SET TASK: Each line below either holds the string "name" or doesn't. Count those that do and give only the number.

RECORDS TO PROCESS:
---------------
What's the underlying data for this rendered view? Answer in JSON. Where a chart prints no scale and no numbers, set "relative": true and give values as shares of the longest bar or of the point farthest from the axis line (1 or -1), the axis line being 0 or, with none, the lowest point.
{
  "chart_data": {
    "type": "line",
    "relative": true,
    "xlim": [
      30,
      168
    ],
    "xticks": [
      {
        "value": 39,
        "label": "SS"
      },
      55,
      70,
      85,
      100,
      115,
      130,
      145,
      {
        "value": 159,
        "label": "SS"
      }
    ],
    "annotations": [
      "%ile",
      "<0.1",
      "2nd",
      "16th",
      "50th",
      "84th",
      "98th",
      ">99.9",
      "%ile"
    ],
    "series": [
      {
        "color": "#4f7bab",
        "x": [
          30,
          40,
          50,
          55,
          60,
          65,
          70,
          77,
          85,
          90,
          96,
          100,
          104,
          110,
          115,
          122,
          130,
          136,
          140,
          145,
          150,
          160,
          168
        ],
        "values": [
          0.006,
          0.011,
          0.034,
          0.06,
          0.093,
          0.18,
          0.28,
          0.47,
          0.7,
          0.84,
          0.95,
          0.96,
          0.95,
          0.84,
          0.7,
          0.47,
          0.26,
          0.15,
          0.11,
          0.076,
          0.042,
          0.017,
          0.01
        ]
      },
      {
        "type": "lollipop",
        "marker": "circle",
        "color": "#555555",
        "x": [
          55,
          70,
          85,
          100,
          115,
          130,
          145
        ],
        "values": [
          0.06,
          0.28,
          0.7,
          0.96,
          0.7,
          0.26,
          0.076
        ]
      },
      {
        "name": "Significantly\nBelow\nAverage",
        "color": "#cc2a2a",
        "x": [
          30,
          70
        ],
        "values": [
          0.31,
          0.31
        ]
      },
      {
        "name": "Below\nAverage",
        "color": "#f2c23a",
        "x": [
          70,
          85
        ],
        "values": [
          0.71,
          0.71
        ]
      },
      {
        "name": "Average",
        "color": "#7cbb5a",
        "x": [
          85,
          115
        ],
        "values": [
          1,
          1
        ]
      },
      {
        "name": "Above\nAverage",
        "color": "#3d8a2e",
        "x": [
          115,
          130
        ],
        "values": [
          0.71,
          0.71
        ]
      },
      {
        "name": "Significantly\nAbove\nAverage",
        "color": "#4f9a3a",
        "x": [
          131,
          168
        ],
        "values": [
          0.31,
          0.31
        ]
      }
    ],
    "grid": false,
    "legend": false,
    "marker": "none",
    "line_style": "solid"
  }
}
---------------
EXERCISE OUTPUT: 5